[Data records]
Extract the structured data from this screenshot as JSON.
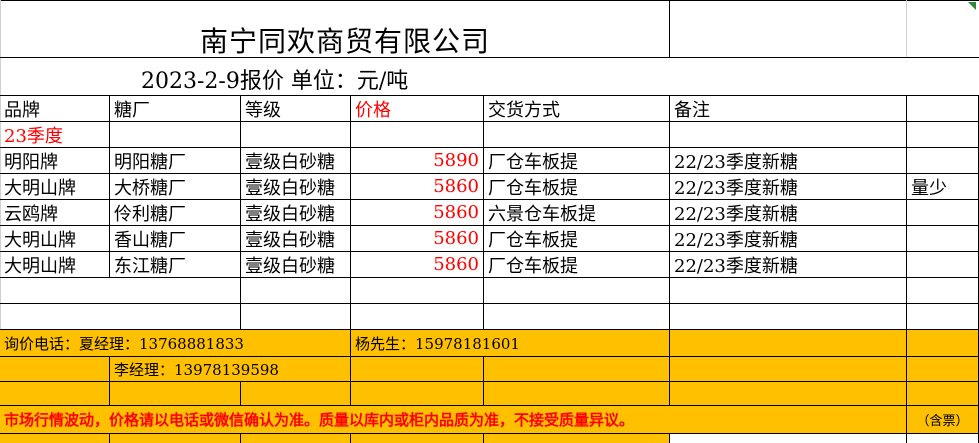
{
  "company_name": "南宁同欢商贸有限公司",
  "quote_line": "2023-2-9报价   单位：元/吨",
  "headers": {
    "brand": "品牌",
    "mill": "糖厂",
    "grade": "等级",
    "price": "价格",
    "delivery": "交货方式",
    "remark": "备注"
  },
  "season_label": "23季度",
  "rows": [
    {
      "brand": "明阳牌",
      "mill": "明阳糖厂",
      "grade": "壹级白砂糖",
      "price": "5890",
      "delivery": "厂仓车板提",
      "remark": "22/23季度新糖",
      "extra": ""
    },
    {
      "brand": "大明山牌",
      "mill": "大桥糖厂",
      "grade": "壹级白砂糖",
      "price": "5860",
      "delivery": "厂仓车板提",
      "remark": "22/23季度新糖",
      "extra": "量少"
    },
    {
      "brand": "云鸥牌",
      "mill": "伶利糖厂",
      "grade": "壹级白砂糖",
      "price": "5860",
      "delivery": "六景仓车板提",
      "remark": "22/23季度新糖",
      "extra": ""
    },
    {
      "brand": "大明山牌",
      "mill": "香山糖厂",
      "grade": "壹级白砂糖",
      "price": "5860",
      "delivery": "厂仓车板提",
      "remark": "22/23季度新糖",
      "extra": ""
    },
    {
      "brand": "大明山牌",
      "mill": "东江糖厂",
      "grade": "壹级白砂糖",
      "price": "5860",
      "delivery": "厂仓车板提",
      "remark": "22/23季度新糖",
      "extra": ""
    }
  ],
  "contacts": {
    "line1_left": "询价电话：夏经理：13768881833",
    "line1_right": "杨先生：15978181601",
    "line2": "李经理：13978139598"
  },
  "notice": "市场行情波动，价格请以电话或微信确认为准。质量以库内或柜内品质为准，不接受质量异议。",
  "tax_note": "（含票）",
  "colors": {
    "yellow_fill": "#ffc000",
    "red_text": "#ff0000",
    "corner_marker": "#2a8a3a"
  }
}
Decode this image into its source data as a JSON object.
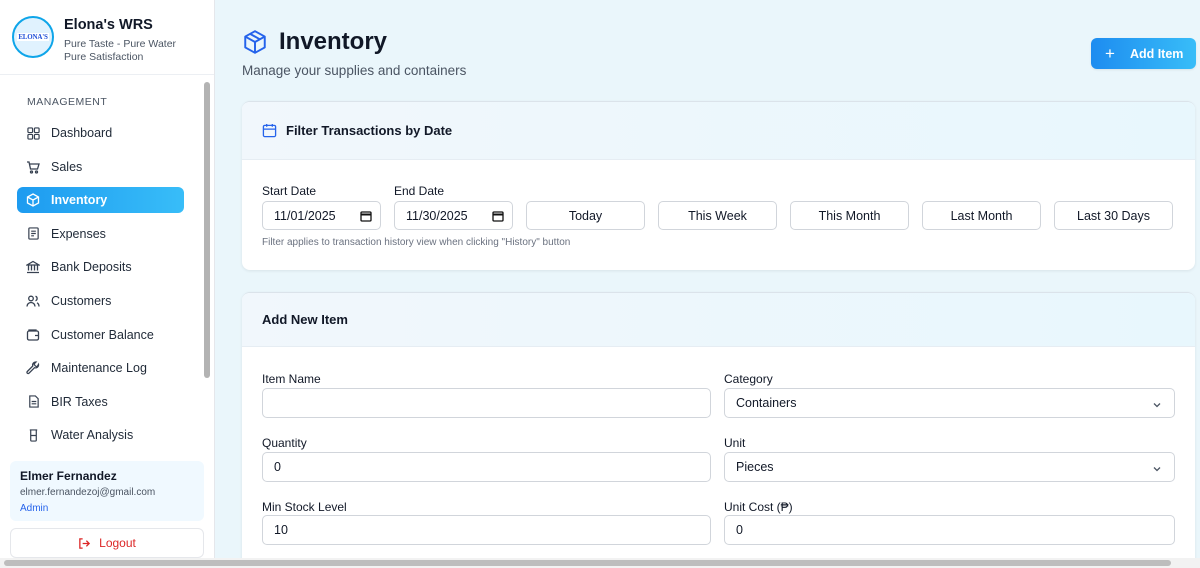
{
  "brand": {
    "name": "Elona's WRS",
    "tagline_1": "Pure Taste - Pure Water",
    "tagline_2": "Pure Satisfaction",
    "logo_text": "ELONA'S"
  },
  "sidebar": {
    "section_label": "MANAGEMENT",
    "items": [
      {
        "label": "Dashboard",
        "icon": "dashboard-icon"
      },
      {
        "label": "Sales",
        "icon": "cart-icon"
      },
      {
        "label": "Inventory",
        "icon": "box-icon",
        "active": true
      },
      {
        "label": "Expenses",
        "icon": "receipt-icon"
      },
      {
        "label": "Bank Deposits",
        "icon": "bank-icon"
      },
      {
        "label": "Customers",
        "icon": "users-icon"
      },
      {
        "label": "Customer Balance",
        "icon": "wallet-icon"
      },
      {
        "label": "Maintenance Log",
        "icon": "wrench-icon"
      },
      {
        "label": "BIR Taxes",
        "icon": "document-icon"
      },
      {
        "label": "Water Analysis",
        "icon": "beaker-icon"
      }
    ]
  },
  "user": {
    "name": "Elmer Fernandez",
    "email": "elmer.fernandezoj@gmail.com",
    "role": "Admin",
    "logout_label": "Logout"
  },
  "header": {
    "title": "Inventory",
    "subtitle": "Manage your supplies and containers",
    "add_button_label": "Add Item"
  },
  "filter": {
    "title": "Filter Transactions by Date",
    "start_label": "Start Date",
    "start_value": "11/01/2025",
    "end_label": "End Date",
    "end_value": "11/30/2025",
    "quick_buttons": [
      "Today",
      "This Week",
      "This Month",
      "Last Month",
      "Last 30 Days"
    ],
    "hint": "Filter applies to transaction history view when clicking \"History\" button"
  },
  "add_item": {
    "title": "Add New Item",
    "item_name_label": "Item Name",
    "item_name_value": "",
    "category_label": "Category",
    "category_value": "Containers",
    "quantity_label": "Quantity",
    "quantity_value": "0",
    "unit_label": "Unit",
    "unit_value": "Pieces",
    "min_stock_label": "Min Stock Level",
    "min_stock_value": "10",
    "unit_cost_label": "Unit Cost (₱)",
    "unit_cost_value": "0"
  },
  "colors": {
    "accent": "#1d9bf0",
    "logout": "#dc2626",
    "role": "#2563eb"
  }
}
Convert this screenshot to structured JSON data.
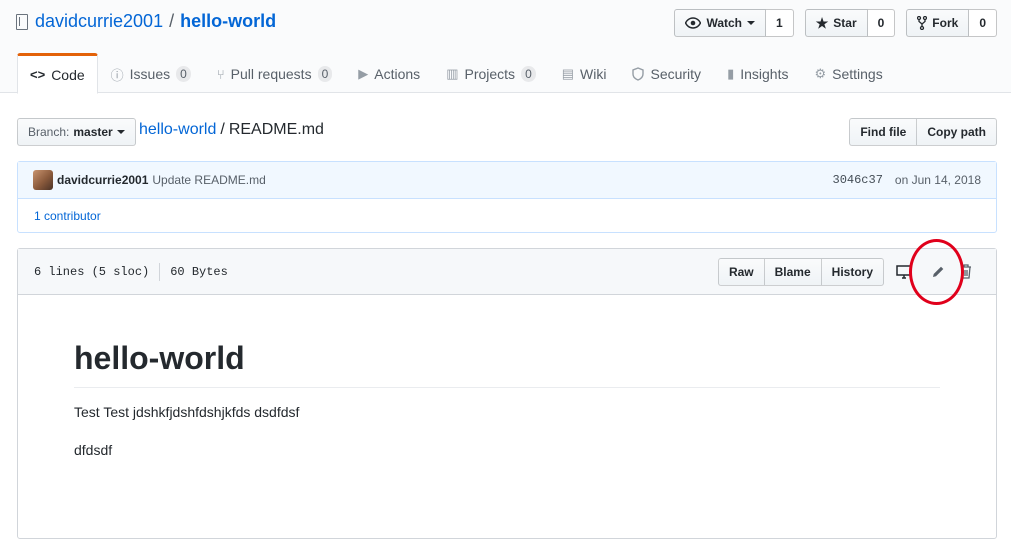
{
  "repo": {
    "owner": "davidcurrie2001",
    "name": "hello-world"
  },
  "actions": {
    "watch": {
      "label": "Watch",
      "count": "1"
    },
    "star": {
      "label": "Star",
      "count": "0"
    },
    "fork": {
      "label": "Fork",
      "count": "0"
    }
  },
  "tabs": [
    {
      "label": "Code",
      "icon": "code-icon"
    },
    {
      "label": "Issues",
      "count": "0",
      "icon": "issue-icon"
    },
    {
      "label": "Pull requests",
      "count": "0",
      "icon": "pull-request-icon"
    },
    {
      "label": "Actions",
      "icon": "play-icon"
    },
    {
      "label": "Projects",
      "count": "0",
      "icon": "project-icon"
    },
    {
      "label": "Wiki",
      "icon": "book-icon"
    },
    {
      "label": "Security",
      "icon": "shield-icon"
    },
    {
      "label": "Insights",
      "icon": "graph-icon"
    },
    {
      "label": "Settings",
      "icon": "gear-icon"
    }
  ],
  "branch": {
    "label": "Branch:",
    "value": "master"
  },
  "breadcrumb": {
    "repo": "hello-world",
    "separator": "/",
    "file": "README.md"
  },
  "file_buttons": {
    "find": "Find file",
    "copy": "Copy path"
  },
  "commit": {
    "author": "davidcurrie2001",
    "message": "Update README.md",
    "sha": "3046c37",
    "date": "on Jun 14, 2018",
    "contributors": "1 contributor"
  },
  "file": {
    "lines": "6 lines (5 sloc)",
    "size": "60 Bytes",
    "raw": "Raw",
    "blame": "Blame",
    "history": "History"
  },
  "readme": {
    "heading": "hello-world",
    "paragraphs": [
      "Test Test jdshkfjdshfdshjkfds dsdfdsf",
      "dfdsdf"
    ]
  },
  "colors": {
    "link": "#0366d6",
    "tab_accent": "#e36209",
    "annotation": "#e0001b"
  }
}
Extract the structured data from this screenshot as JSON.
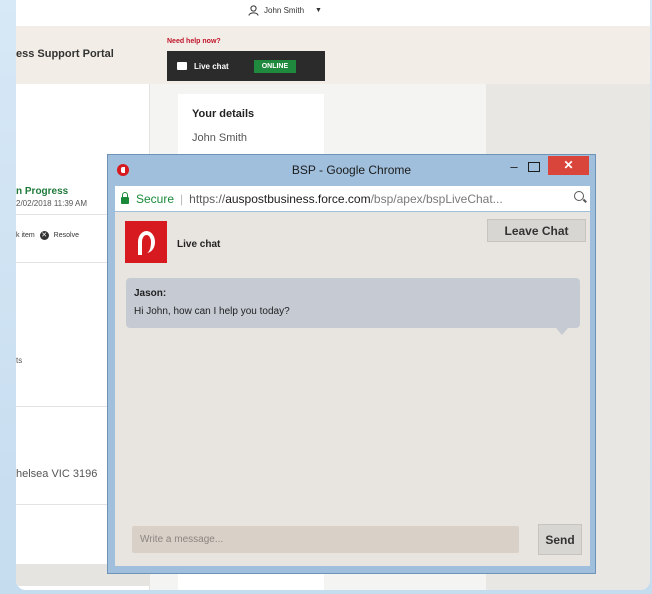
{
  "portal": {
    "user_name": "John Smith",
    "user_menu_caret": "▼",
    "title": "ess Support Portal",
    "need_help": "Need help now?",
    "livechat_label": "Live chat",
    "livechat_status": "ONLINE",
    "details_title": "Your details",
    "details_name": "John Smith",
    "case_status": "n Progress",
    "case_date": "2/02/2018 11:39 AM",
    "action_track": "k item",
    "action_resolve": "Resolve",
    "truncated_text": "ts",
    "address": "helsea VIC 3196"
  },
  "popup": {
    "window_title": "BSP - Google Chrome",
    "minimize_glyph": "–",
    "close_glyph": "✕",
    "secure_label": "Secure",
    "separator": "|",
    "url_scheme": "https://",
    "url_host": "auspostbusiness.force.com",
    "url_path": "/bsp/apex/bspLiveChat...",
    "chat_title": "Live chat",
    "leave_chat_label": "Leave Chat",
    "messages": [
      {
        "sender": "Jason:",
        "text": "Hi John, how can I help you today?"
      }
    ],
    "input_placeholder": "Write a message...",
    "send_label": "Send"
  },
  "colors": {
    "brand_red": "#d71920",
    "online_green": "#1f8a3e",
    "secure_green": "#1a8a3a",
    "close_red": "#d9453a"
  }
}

_Work to complete_
Repeat each entry precisely as it appears. Leave the pictures out.

_Solution to this problem_
Extract the structured data from this screenshot as JSON.
{
  "company_name": "南宁同欢商贸有限公司",
  "quote_line": "2023-2-9报价   单位：元/吨",
  "headers": {
    "brand": "品牌",
    "mill": "糖厂",
    "grade": "等级",
    "price": "价格",
    "delivery": "交货方式",
    "remark": "备注"
  },
  "season_label": "23季度",
  "rows": [
    {
      "brand": "明阳牌",
      "mill": "明阳糖厂",
      "grade": "壹级白砂糖",
      "price": "5890",
      "delivery": "厂仓车板提",
      "remark": "22/23季度新糖",
      "extra": ""
    },
    {
      "brand": "大明山牌",
      "mill": "大桥糖厂",
      "grade": "壹级白砂糖",
      "price": "5860",
      "delivery": "厂仓车板提",
      "remark": "22/23季度新糖",
      "extra": "量少"
    },
    {
      "brand": "云鸥牌",
      "mill": "伶利糖厂",
      "grade": "壹级白砂糖",
      "price": "5860",
      "delivery": "六景仓车板提",
      "remark": "22/23季度新糖",
      "extra": ""
    },
    {
      "brand": "大明山牌",
      "mill": "香山糖厂",
      "grade": "壹级白砂糖",
      "price": "5860",
      "delivery": "厂仓车板提",
      "remark": "22/23季度新糖",
      "extra": ""
    },
    {
      "brand": "大明山牌",
      "mill": "东江糖厂",
      "grade": "壹级白砂糖",
      "price": "5860",
      "delivery": "厂仓车板提",
      "remark": "22/23季度新糖",
      "extra": ""
    }
  ],
  "contacts": {
    "line1_left": "询价电话：夏经理：13768881833",
    "line1_right": "杨先生：15978181601",
    "line2": "李经理：13978139598"
  },
  "notice": "市场行情波动，价格请以电话或微信确认为准。质量以库内或柜内品质为准，不接受质量异议。",
  "tax_note": "（含票）",
  "colors": {
    "yellow_fill": "#ffc000",
    "red_text": "#ff0000",
    "corner_marker": "#2a8a3a"
  }
}
Decode this image into its source data as a JSON object.
{
  "brand": {
    "name": "Elona's WRS",
    "tagline_1": "Pure Taste - Pure Water",
    "tagline_2": "Pure Satisfaction",
    "logo_text": "ELONA'S"
  },
  "sidebar": {
    "section_label": "MANAGEMENT",
    "items": [
      {
        "label": "Dashboard",
        "icon": "dashboard-icon"
      },
      {
        "label": "Sales",
        "icon": "cart-icon"
      },
      {
        "label": "Inventory",
        "icon": "box-icon",
        "active": true
      },
      {
        "label": "Expenses",
        "icon": "receipt-icon"
      },
      {
        "label": "Bank Deposits",
        "icon": "bank-icon"
      },
      {
        "label": "Customers",
        "icon": "users-icon"
      },
      {
        "label": "Customer Balance",
        "icon": "wallet-icon"
      },
      {
        "label": "Maintenance Log",
        "icon": "wrench-icon"
      },
      {
        "label": "BIR Taxes",
        "icon": "document-icon"
      },
      {
        "label": "Water Analysis",
        "icon": "beaker-icon"
      }
    ]
  },
  "user": {
    "name": "Elmer Fernandez",
    "email": "elmer.fernandezoj@gmail.com",
    "role": "Admin",
    "logout_label": "Logout"
  },
  "header": {
    "title": "Inventory",
    "subtitle": "Manage your supplies and containers",
    "add_button_label": "Add Item"
  },
  "filter": {
    "title": "Filter Transactions by Date",
    "start_label": "Start Date",
    "start_value": "11/01/2025",
    "end_label": "End Date",
    "end_value": "11/30/2025",
    "quick_buttons": [
      "Today",
      "This Week",
      "This Month",
      "Last Month",
      "Last 30 Days"
    ],
    "hint": "Filter applies to transaction history view when clicking \"History\" button"
  },
  "add_item": {
    "title": "Add New Item",
    "item_name_label": "Item Name",
    "item_name_value": "",
    "category_label": "Category",
    "category_value": "Containers",
    "quantity_label": "Quantity",
    "quantity_value": "0",
    "unit_label": "Unit",
    "unit_value": "Pieces",
    "min_stock_label": "Min Stock Level",
    "min_stock_value": "10",
    "unit_cost_label": "Unit Cost (₱)",
    "unit_cost_value": "0"
  },
  "colors": {
    "accent": "#1d9bf0",
    "logout": "#dc2626",
    "role": "#2563eb"
  }
}
Convert this screenshot to structured JSON data.
{
  "repo": {
    "owner": "davidcurrie2001",
    "name": "hello-world"
  },
  "actions": {
    "watch": {
      "label": "Watch",
      "count": "1"
    },
    "star": {
      "label": "Star",
      "count": "0"
    },
    "fork": {
      "label": "Fork",
      "count": "0"
    }
  },
  "tabs": [
    {
      "label": "Code",
      "icon": "code-icon"
    },
    {
      "label": "Issues",
      "count": "0",
      "icon": "issue-icon"
    },
    {
      "label": "Pull requests",
      "count": "0",
      "icon": "pull-request-icon"
    },
    {
      "label": "Actions",
      "icon": "play-icon"
    },
    {
      "label": "Projects",
      "count": "0",
      "icon": "project-icon"
    },
    {
      "label": "Wiki",
      "icon": "book-icon"
    },
    {
      "label": "Security",
      "icon": "shield-icon"
    },
    {
      "label": "Insights",
      "icon": "graph-icon"
    },
    {
      "label": "Settings",
      "icon": "gear-icon"
    }
  ],
  "branch": {
    "label": "Branch:",
    "value": "master"
  },
  "breadcrumb": {
    "repo": "hello-world",
    "separator": "/",
    "file": "README.md"
  },
  "file_buttons": {
    "find": "Find file",
    "copy": "Copy path"
  },
  "commit": {
    "author": "davidcurrie2001",
    "message": "Update README.md",
    "sha": "3046c37",
    "date": "on Jun 14, 2018",
    "contributors": "1 contributor"
  },
  "file": {
    "lines": "6 lines (5 sloc)",
    "size": "60 Bytes",
    "raw": "Raw",
    "blame": "Blame",
    "history": "History"
  },
  "readme": {
    "heading": "hello-world",
    "paragraphs": [
      "Test Test jdshkfjdshfdshjkfds dsdfdsf",
      "dfdsdf"
    ]
  },
  "colors": {
    "link": "#0366d6",
    "tab_accent": "#e36209",
    "annotation": "#e0001b"
  }
}
Extract the structured data from this screenshot as JSON.
{
  "portal": {
    "user_name": "John Smith",
    "user_menu_caret": "▼",
    "title": "ess Support Portal",
    "need_help": "Need help now?",
    "livechat_label": "Live chat",
    "livechat_status": "ONLINE",
    "details_title": "Your details",
    "details_name": "John Smith",
    "case_status": "n Progress",
    "case_date": "2/02/2018 11:39 AM",
    "action_track": "k item",
    "action_resolve": "Resolve",
    "truncated_text": "ts",
    "address": "helsea VIC 3196"
  },
  "popup": {
    "window_title": "BSP - Google Chrome",
    "minimize_glyph": "–",
    "close_glyph": "✕",
    "secure_label": "Secure",
    "separator": "|",
    "url_scheme": "https://",
    "url_host": "auspostbusiness.force.com",
    "url_path": "/bsp/apex/bspLiveChat...",
    "chat_title": "Live chat",
    "leave_chat_label": "Leave Chat",
    "messages": [
      {
        "sender": "Jason:",
        "text": "Hi John, how can I help you today?"
      }
    ],
    "input_placeholder": "Write a message...",
    "send_label": "Send"
  },
  "colors": {
    "brand_red": "#d71920",
    "online_green": "#1f8a3e",
    "secure_green": "#1a8a3a",
    "close_red": "#d9453a"
  }
}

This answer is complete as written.